--- BEGIN DATA PROVIDED ---

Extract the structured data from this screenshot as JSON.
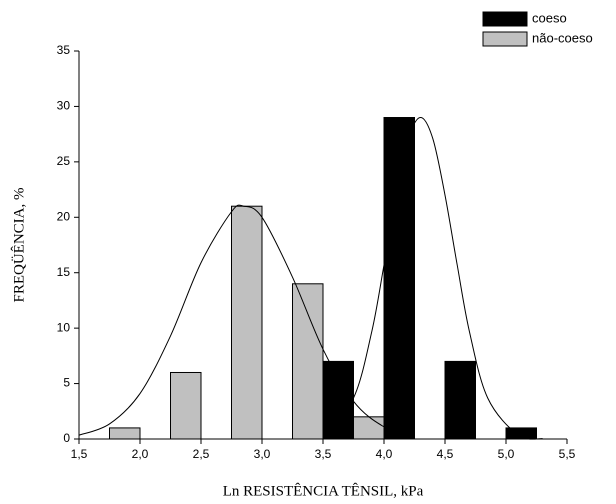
{
  "chart_data": {
    "type": "histogram",
    "xlabel": "Ln RESISTÊNCIA TÊNSIL, kPa",
    "ylabel": "FREQÜÊNCIA, %",
    "xlim": [
      1.5,
      5.5
    ],
    "ylim": [
      0,
      35
    ],
    "xticks": [
      {
        "value": 1.5,
        "label": "1,5"
      },
      {
        "value": 2.0,
        "label": "2,0"
      },
      {
        "value": 2.5,
        "label": "2,5"
      },
      {
        "value": 3.0,
        "label": "3,0"
      },
      {
        "value": 3.5,
        "label": "3,5"
      },
      {
        "value": 4.0,
        "label": "4,0"
      },
      {
        "value": 4.5,
        "label": "4,5"
      },
      {
        "value": 5.0,
        "label": "5,0"
      },
      {
        "value": 5.5,
        "label": "5,5"
      }
    ],
    "yticks": [
      0,
      5,
      10,
      15,
      20,
      25,
      30,
      35
    ],
    "legend": "top-right",
    "series": [
      {
        "name": "coeso",
        "color": "#000000",
        "bins": [
          [
            3.5,
            3.75
          ],
          [
            4.0,
            4.25
          ],
          [
            4.5,
            4.75
          ],
          [
            5.0,
            5.25
          ]
        ],
        "values": [
          7,
          29,
          7,
          1
        ],
        "curve": {
          "color": "#000000",
          "x": [
            3.5,
            3.75,
            3.9,
            4.0,
            4.1,
            4.2,
            4.3,
            4.4,
            4.5,
            4.6,
            4.7,
            4.85,
            5.1,
            5.3
          ],
          "values": [
            0.36,
            3.7,
            9.7,
            15.7,
            22.0,
            27.1,
            29,
            27.1,
            22.0,
            15.7,
            9.7,
            3.7,
            0.36,
            0.03
          ]
        }
      },
      {
        "name": "não-coeso",
        "color": "#c0c0c0",
        "bins": [
          [
            1.75,
            2.0
          ],
          [
            2.25,
            2.5
          ],
          [
            2.75,
            3.0
          ],
          [
            3.25,
            3.5
          ],
          [
            3.75,
            4.0
          ]
        ],
        "values": [
          1,
          6,
          21,
          14,
          2
        ],
        "curve": {
          "color": "#000000",
          "x": [
            1.5,
            1.75,
            2.0,
            2.25,
            2.5,
            2.75,
            2.85,
            3.0,
            3.25,
            3.5,
            3.75,
            4.0,
            4.25
          ],
          "values": [
            0.34,
            1.36,
            4.1,
            9.3,
            15.9,
            20.5,
            21,
            20.0,
            14.6,
            8.1,
            3.4,
            1.1,
            0.2
          ]
        }
      }
    ]
  }
}
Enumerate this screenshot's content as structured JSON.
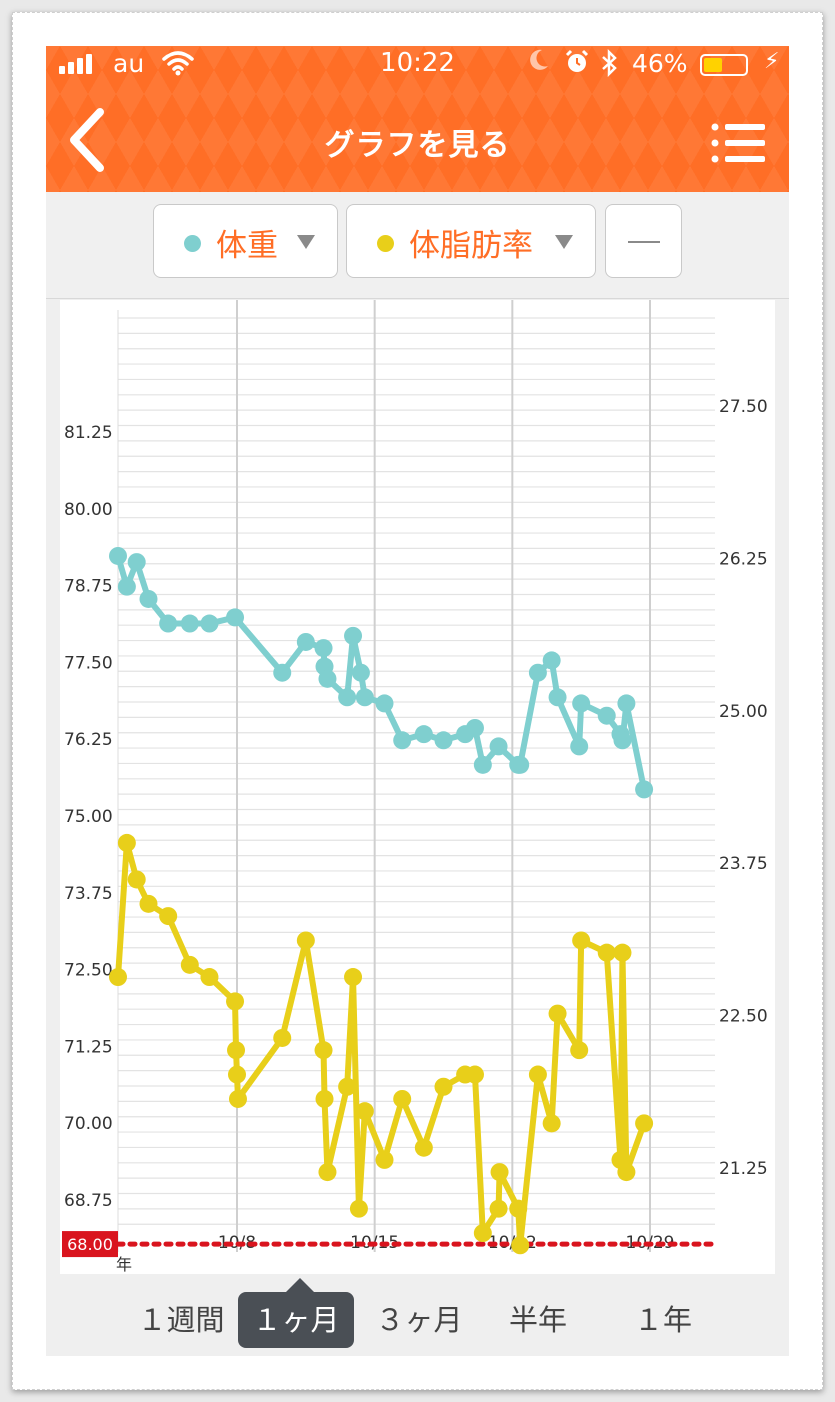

--- END DATA PROVIDED ---

• **YOUR GOAL**
A number is the only answer here: how many lines of the material above contain "structured"?

• **ANSWER FOR THIS EXERCISE**
2